GIVEN EXERCISE: Copy the records below exactly, leaving out any pictures.

(Source data)
——————

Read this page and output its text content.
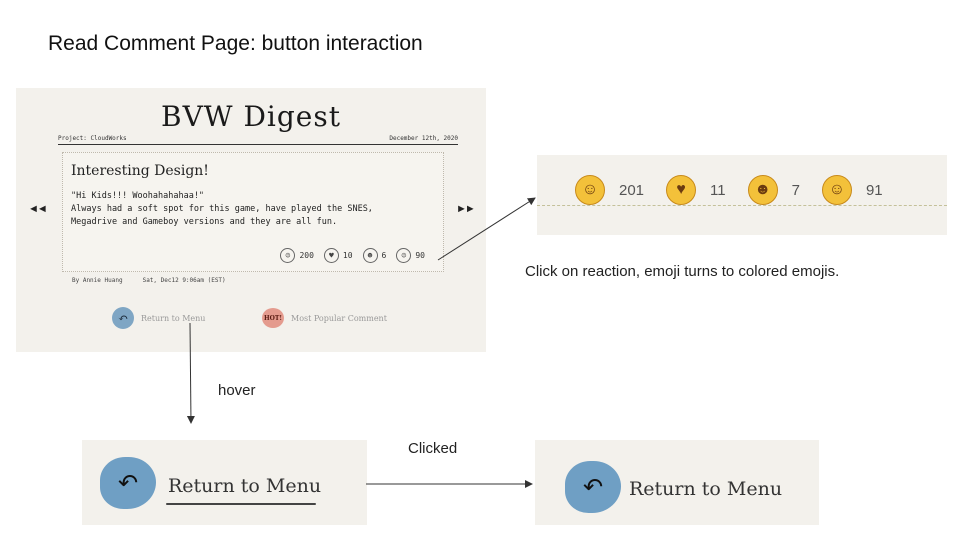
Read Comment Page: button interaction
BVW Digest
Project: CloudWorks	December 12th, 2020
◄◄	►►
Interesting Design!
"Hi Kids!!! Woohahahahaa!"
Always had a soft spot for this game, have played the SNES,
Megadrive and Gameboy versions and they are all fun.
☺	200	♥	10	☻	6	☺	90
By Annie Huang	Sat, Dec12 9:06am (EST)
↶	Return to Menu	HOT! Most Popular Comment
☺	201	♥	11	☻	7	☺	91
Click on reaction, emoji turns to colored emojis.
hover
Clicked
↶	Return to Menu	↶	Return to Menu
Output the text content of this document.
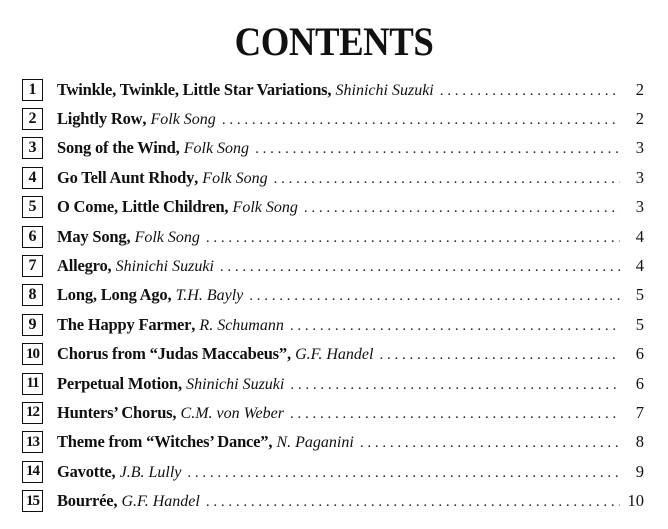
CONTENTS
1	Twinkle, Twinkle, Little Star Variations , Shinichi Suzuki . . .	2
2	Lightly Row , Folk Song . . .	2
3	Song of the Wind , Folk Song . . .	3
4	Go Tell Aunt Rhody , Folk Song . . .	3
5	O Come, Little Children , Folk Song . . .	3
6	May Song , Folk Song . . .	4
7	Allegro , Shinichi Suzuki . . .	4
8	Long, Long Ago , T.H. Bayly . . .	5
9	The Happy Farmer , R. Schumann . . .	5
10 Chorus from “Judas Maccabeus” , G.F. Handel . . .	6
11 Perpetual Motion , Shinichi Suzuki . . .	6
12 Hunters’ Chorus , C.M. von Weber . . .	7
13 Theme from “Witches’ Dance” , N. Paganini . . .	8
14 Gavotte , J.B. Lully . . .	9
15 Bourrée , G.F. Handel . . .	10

——————

SOLVED PROBLEM:
Read this page and output its text content.
Read Comment Page: button interaction
BVW Digest
Project: CloudWorks	December 12th, 2020
◄◄	►►
Interesting Design!
"Hi Kids!!! Woohahahahaa!"
Always had a soft spot for this game, have played the SNES,
Megadrive and Gameboy versions and they are all fun.
☺	200	♥	10	☻	6	☺	90
By Annie Huang	Sat, Dec12 9:06am (EST)
↶	Return to Menu	HOT! Most Popular Comment
☺	201	♥	11	☻	7	☺	91
Click on reaction, emoji turns to colored emojis.
hover
Clicked
↶	Return to Menu	↶	Return to Menu
Output the text content of this document.
CONTENTS
1	Twinkle, Twinkle, Little Star Variations , Shinichi Suzuki . . .	2
2	Lightly Row , Folk Song . . .	2
3	Song of the Wind , Folk Song . . .	3
4	Go Tell Aunt Rhody , Folk Song . . .	3
5	O Come, Little Children , Folk Song . . .	3
6	May Song , Folk Song . . .	4
7	Allegro , Shinichi Suzuki . . .	4
8	Long, Long Ago , T.H. Bayly . . .	5
9	The Happy Farmer , R. Schumann . . .	5
10 Chorus from “Judas Maccabeus” , G.F. Handel . . .	6
11 Perpetual Motion , Shinichi Suzuki . . .	6
12 Hunters’ Chorus , C.M. von Weber . . .	7
13 Theme from “Witches’ Dance” , N. Paganini . . .	8
14 Gavotte , J.B. Lully . . .	9
15 Bourrée , G.F. Handel . . .	10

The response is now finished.